*Records contained in a dataset*
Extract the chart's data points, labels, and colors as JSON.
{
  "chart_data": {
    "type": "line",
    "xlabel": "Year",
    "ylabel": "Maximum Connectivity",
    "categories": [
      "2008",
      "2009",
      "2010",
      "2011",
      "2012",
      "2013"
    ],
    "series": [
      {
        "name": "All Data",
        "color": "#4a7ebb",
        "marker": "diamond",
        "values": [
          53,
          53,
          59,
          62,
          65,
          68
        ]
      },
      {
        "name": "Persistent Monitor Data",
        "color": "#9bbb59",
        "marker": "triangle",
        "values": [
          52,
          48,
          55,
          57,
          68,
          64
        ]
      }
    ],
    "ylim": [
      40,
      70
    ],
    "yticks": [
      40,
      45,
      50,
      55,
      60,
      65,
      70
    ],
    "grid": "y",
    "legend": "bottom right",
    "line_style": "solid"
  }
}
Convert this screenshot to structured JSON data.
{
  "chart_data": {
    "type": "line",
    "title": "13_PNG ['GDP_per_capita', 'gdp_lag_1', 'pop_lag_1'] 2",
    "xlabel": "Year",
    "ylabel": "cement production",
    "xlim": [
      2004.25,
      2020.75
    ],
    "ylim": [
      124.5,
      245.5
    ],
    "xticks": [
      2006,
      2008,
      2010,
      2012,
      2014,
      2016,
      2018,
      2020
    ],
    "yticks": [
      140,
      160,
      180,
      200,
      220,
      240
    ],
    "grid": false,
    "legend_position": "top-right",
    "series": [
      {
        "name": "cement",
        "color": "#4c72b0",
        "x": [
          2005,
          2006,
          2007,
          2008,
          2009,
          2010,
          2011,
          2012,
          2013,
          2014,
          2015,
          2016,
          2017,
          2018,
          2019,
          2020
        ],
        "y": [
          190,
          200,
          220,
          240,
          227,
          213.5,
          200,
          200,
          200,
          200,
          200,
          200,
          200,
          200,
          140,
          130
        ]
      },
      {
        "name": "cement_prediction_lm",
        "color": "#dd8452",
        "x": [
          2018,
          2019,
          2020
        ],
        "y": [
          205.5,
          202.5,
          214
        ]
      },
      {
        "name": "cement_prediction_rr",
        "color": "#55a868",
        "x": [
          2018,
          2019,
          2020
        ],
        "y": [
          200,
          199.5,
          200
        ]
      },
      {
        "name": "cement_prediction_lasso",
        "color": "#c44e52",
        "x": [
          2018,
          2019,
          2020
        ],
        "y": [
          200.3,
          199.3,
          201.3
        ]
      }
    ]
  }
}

*Directions for this task*
Scan the material above. Copy each line where "name" occurs.

*Response for this exercise*
        "name": "All Data",
        "name": "Persistent Monitor Data",
        "name": "cement",
        "name": "cement_prediction_lm",
        "name": "cement_prediction_rr",
        "name": "cement_prediction_lasso",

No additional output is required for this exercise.